Figure record extracts
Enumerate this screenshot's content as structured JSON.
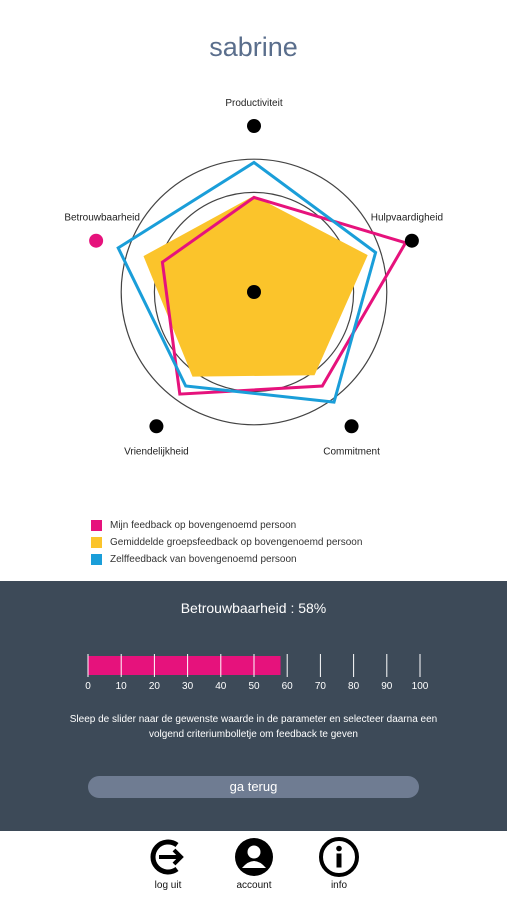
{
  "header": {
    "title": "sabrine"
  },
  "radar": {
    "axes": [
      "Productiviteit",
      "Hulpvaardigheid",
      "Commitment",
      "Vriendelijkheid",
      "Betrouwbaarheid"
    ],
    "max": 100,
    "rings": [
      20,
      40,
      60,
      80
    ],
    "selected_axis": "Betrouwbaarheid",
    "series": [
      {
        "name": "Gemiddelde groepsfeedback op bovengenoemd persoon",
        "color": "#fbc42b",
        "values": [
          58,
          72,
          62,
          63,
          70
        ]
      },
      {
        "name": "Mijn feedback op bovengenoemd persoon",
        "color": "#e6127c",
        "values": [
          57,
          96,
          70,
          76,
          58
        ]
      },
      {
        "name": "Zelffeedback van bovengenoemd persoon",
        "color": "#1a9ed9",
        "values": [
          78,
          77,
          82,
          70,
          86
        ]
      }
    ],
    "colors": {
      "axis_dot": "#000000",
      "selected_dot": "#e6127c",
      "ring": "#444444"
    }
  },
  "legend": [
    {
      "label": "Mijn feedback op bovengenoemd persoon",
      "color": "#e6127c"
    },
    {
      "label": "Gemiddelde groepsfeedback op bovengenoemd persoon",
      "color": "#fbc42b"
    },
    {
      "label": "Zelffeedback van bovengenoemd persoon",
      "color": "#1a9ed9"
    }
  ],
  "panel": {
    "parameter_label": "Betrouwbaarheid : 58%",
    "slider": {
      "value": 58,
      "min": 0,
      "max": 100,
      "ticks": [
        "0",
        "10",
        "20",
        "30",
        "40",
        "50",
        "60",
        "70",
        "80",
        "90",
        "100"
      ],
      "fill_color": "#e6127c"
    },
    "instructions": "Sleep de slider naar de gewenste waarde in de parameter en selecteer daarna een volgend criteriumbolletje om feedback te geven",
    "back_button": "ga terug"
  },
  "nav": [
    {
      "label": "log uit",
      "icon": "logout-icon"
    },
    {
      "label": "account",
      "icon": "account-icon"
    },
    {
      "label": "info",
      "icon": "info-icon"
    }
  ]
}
--
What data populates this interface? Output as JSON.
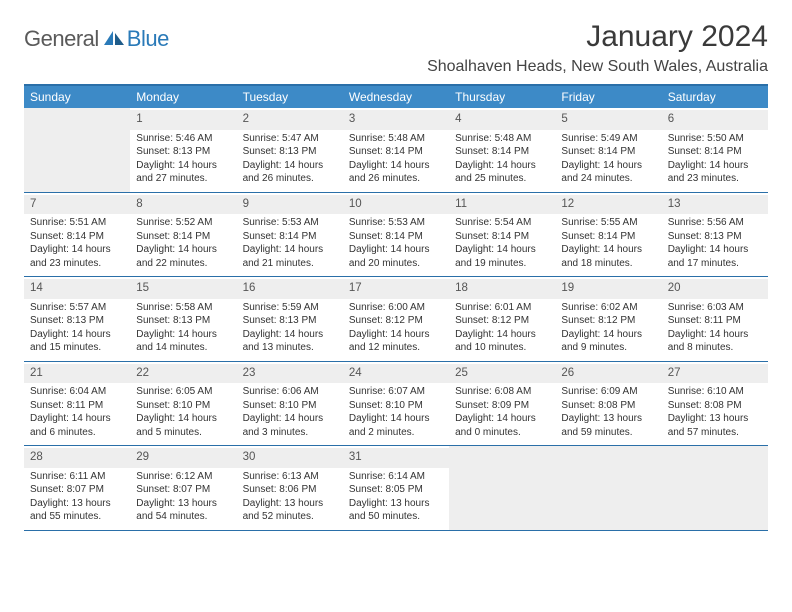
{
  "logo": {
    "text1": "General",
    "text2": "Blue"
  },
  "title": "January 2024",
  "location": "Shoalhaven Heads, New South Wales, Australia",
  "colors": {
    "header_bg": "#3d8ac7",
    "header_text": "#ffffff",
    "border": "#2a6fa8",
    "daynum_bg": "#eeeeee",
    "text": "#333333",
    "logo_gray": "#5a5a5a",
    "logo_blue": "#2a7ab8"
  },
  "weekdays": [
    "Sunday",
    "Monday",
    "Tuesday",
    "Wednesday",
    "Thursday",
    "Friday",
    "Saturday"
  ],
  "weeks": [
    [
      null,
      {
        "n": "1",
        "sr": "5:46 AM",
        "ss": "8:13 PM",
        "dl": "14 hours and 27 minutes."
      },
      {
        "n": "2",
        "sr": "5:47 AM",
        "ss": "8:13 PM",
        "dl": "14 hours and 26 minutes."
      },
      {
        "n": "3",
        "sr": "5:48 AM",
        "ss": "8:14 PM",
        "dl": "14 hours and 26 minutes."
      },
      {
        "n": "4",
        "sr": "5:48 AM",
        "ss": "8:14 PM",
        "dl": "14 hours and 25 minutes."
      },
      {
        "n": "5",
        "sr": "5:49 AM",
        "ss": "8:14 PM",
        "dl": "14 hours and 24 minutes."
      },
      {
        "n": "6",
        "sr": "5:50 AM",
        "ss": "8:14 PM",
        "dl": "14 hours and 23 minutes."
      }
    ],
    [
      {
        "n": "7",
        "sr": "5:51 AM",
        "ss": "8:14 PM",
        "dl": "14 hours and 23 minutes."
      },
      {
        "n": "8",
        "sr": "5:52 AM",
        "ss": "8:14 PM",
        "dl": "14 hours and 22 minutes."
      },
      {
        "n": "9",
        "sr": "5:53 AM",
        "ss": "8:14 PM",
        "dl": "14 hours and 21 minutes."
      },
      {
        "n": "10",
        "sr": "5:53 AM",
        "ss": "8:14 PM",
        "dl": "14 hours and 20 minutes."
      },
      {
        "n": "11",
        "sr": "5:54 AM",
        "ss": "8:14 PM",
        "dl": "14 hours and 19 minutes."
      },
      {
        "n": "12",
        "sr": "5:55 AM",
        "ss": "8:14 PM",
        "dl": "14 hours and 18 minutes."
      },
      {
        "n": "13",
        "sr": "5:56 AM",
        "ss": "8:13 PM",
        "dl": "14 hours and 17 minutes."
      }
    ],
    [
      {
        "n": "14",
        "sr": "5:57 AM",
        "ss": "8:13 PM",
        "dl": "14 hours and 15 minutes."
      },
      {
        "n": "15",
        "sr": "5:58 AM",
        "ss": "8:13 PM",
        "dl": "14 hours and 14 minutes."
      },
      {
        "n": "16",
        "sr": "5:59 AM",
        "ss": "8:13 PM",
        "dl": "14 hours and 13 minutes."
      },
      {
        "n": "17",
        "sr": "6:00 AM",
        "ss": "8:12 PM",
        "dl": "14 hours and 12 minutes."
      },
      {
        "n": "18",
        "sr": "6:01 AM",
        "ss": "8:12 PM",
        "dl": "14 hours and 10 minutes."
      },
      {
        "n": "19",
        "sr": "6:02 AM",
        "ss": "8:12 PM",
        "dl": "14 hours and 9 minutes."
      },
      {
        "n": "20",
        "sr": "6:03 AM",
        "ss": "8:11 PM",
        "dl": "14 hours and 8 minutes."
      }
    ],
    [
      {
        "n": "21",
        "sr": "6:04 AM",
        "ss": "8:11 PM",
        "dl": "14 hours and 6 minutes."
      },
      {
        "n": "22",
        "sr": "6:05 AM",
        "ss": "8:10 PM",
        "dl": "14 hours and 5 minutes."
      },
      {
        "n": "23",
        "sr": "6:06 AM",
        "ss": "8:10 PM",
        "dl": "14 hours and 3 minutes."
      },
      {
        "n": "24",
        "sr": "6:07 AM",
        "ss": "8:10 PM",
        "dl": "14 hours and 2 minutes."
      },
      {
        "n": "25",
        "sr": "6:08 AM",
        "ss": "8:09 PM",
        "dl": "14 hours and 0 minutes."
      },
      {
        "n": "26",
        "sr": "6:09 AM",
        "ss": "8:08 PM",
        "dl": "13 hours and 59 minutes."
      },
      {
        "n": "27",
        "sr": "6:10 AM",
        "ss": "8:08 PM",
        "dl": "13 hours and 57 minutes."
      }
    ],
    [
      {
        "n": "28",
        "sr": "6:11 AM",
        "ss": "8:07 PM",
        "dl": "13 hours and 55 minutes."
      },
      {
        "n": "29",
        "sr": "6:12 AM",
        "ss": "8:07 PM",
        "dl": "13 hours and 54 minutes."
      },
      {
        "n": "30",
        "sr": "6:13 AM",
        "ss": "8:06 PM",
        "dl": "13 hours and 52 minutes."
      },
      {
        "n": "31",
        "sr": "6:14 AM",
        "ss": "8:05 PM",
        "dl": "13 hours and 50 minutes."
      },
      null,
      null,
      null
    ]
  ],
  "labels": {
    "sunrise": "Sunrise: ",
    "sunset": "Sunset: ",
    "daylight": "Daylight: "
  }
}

### [WRITTEN TASK]
Look through the entries above; copy every line holding the string "icon".

### [CORRECT OUTPUT]
      "icon": "logout-icon"
      "icon": "account-icon"
      "icon": "info-icon"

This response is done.